[Data listing]
########
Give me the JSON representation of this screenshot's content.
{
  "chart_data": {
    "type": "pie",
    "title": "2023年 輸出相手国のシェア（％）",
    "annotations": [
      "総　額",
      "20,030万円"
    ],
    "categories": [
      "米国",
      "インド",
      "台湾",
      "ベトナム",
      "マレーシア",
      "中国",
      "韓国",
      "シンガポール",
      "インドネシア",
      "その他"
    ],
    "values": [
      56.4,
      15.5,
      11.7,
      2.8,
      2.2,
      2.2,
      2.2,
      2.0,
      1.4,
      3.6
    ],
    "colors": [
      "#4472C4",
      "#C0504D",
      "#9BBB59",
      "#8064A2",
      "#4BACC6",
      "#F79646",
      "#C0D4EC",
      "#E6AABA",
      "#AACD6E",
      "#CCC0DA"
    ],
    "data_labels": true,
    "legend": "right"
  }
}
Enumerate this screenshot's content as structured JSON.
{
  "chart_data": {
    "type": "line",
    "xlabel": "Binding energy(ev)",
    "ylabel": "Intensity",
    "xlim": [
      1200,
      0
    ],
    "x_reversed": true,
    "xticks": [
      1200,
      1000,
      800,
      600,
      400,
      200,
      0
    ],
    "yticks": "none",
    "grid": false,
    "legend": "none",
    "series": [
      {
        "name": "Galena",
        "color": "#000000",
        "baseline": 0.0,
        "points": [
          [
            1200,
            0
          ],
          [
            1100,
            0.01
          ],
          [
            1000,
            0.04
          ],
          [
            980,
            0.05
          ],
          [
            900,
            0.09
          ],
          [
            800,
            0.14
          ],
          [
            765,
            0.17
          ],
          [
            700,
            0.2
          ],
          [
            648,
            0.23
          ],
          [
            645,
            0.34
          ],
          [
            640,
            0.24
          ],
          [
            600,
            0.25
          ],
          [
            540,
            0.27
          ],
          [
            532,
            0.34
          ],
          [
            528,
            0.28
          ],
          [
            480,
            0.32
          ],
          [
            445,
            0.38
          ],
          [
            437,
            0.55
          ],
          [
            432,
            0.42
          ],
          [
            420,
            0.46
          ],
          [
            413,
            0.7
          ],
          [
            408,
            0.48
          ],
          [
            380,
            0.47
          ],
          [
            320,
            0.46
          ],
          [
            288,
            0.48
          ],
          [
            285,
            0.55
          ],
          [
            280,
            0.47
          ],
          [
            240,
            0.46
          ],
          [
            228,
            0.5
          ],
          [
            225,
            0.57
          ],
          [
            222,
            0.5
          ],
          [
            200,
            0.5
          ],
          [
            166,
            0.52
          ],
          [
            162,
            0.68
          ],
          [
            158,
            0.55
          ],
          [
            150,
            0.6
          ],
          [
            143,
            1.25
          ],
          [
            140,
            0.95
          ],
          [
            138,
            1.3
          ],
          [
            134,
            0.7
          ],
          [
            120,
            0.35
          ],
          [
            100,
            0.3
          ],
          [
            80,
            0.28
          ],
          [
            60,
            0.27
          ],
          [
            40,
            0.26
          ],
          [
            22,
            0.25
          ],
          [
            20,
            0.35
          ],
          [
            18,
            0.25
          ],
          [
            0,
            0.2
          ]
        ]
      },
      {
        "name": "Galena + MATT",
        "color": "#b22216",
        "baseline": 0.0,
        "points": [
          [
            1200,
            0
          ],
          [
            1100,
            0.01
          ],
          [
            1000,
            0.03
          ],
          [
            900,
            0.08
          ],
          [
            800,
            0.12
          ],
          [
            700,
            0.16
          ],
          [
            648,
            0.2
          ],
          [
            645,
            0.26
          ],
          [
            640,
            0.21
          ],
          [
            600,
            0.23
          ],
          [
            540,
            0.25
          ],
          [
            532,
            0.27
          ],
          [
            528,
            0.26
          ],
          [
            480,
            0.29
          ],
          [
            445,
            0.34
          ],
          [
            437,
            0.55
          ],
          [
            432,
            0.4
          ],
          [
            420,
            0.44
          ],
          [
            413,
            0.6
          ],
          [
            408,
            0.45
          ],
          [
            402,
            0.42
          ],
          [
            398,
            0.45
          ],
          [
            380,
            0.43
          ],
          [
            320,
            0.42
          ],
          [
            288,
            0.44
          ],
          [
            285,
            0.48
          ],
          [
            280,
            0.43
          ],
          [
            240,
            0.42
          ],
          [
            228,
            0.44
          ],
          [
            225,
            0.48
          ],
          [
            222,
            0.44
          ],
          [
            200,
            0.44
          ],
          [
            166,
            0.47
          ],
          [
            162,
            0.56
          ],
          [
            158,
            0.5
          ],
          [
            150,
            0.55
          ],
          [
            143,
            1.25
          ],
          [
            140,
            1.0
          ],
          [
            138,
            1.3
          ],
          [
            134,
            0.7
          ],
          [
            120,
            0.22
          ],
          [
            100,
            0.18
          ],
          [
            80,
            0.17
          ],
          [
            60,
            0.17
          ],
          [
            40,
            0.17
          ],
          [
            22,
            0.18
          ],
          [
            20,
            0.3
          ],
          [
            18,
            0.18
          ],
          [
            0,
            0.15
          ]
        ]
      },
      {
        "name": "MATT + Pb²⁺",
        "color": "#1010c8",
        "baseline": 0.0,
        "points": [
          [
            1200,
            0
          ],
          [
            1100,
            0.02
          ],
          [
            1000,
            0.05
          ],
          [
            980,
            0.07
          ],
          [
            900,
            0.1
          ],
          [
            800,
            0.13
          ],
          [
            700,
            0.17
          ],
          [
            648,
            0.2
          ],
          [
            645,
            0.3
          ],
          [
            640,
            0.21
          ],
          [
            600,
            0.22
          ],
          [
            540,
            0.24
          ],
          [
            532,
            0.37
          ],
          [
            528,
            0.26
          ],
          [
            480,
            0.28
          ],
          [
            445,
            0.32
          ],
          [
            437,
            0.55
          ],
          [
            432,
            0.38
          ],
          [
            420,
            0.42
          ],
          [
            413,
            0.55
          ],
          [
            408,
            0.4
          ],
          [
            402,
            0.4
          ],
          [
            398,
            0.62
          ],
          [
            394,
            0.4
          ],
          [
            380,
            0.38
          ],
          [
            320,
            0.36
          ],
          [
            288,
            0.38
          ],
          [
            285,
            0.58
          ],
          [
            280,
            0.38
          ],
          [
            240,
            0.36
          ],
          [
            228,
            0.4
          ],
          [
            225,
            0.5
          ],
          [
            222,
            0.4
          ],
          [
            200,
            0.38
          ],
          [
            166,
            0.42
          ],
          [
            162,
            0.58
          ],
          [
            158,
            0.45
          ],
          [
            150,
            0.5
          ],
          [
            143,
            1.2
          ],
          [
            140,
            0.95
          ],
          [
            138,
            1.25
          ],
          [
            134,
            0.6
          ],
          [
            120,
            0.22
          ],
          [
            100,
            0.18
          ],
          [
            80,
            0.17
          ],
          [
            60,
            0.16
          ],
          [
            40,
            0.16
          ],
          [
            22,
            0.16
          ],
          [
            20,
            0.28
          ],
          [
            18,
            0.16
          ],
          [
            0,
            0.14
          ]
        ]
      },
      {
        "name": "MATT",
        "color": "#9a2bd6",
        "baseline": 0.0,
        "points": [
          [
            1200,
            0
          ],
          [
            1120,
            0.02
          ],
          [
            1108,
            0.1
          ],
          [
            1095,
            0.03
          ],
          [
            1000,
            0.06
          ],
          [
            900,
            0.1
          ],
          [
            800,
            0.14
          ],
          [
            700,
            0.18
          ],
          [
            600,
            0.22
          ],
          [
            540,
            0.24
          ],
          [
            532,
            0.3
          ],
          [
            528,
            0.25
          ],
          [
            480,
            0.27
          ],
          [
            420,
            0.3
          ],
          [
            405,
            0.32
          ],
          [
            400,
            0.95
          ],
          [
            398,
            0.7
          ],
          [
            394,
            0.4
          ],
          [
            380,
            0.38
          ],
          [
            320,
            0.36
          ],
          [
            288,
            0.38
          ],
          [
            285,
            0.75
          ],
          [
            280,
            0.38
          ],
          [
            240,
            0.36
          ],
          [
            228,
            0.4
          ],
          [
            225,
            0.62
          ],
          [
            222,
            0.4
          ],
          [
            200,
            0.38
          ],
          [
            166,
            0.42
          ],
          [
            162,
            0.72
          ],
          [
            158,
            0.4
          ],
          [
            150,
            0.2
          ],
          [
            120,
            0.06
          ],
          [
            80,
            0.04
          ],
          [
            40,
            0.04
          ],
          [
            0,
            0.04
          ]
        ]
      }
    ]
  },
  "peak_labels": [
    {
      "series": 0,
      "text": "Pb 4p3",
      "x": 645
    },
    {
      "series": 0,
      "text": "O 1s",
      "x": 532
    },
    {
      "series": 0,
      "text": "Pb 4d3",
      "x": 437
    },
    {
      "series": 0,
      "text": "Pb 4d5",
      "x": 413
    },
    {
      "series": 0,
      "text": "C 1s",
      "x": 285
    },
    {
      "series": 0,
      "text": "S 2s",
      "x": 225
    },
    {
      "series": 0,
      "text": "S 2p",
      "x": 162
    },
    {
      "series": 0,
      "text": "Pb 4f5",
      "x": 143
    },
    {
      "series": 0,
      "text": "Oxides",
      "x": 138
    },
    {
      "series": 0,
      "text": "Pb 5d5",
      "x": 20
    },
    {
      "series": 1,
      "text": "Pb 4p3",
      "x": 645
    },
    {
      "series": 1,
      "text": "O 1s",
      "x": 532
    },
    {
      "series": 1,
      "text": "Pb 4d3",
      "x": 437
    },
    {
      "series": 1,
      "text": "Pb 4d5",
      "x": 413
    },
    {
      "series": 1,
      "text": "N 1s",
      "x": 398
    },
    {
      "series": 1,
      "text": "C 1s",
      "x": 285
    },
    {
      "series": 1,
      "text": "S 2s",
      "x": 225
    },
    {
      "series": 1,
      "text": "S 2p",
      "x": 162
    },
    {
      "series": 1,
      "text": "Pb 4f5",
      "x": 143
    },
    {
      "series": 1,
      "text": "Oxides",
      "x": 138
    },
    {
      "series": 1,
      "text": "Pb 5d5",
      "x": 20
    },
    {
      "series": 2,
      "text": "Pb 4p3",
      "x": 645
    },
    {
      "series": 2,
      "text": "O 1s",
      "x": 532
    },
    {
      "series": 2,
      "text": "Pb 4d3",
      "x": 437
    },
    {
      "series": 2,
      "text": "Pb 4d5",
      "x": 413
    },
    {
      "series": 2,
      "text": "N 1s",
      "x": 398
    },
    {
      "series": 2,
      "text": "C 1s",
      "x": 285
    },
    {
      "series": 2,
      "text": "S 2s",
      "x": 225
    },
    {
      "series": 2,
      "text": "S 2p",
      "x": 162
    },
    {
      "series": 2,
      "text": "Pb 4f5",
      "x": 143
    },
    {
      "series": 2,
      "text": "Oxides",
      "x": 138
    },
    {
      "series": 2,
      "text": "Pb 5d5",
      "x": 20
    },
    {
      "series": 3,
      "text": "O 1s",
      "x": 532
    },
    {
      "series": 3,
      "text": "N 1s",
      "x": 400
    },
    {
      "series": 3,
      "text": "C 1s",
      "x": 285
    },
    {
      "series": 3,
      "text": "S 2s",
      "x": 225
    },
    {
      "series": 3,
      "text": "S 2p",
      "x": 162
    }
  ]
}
########
Prompt: Identify which lines contain the word "this" and copy each one.

Solved exercise:
Give me the JSON representation of this screenshot's content.
Enumerate this screenshot's content as structured JSON.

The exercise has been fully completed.